Text excerpt:
At a recent conference, I was explaining the idea of building a crisis response framework around levels of severity rather than an infinite inventory of potential scenarios. The woman I was speaking with laughed and shared a story about a customer who once found a snake in her restaurant. With over two decades in crisis communications, even I would not have anticipated that scenario.
We buy car insurance because we understand the potential of an accident. We buy disability insurance because we understand the need for replacement income. Yet when it comes to mitigating damage to an organization by investing in proactive crisis communications planning, the answer is too often: maybe later.
Calibrating the response
In a crisis, the volume, clarity, and tone of a response are among the most consequential judgment calls a leader will make. Overreact, and risk amplifying something that did not warrant attention. Underreact, and cede the narrative to others as to whether the crisis was handled with sufficient diligence.
The right volume: A school received reports of a suspicious vehicle parked nearby. Parents called in. Rumours spread quickly. The school decided to address the situation at the board level, increasing the number of people involved in the response strategy and related communication. Measured, timely correspondence from school leadership could have contained the situation within hours. Instead, the delay turned a concerning moment into an ill-informed conspiracy theory that required excessive management over the days to come.

Written exercise:
Can you print the part of the crisis communications piece starting at "The right volume: A" and ending at "days to come.", word for word? The listing that comes next is separate material, unrelated to the crisis communications piece.

Information supplied:
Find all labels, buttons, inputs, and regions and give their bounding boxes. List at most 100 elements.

Result of this exercise:
The right volume: A school received reports of a suspicious vehicle parked nearby. Parents called in. Rumours spread quickly. The school decided to address the situation at the board level, increasing the number of people involved in the response strategy and related communication. Measured, timely correspondence from school leadership could have contained the situation within hours. Instead, the delay turned a concerning moment into an ill-informed conspiracy theory that required excessive management over the days to come.